• [DIRECTION] Output the data word for word, from its very beginning down to the line containing "staticText: 多云 [611, 1535, 713, 1606]", including that line.

• [RECORDS FOR THIS EXERCISE]

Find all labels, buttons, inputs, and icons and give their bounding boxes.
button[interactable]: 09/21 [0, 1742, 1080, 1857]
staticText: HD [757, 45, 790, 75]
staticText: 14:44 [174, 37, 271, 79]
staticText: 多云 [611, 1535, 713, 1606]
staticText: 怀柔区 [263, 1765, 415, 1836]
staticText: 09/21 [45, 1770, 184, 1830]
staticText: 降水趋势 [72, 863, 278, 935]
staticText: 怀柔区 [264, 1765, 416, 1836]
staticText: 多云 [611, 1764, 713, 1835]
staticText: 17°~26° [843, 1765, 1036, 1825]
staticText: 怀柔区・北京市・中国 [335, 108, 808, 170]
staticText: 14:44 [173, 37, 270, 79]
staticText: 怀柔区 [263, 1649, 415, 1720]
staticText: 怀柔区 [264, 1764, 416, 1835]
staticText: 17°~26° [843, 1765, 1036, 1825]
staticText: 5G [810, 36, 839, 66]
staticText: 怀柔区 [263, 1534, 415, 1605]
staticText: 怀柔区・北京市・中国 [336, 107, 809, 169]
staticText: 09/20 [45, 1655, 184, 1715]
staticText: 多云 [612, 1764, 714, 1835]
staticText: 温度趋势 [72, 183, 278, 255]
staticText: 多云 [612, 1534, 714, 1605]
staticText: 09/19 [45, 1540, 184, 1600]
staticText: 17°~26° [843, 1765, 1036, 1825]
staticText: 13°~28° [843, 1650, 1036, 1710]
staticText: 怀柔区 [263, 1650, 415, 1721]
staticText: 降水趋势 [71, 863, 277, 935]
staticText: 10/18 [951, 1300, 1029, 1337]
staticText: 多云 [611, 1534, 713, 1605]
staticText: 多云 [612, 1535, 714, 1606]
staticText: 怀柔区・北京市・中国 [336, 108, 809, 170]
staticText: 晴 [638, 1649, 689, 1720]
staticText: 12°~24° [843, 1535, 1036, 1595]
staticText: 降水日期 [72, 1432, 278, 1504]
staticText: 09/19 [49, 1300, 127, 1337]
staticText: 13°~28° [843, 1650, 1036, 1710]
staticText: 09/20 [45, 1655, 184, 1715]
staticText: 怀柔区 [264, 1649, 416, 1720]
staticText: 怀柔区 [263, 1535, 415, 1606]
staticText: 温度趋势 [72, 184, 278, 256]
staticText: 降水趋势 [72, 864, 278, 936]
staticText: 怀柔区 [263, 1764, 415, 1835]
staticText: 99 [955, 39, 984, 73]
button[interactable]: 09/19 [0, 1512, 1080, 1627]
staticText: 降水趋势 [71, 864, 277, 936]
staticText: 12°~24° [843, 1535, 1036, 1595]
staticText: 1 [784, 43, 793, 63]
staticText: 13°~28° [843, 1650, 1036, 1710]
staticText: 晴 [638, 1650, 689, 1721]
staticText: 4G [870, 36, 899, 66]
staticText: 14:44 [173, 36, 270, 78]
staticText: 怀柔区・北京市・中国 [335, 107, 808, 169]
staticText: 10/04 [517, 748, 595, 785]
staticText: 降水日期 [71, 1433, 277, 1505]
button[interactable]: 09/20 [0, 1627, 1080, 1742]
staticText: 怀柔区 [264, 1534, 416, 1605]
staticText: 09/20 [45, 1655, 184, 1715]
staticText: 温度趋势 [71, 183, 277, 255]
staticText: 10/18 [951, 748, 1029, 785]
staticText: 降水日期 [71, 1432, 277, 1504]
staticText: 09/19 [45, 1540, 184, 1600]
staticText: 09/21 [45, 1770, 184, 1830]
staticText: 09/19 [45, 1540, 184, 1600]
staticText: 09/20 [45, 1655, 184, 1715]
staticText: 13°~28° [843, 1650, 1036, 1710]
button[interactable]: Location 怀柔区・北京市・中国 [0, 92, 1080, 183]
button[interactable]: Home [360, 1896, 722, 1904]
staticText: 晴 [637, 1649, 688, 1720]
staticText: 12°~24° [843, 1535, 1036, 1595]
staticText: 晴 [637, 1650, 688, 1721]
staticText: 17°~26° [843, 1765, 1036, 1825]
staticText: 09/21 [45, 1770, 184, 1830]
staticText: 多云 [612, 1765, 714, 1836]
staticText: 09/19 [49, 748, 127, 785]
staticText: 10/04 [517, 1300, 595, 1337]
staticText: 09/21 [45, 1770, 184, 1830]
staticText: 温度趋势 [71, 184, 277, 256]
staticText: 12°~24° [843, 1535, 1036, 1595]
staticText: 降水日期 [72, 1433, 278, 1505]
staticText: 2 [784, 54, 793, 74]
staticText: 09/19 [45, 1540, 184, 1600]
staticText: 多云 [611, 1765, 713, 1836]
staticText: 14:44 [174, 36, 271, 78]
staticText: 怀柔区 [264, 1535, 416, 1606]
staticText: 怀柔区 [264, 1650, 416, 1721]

• [TASK ANSWER]
Find all labels, buttons, inputs, and icons and give their bounding boxes.
button[interactable]: 09/21 [0, 1742, 1080, 1857]
staticText: HD [757, 45, 790, 75]
staticText: 14:44 [174, 37, 271, 79]
staticText: 多云 [611, 1535, 713, 1606]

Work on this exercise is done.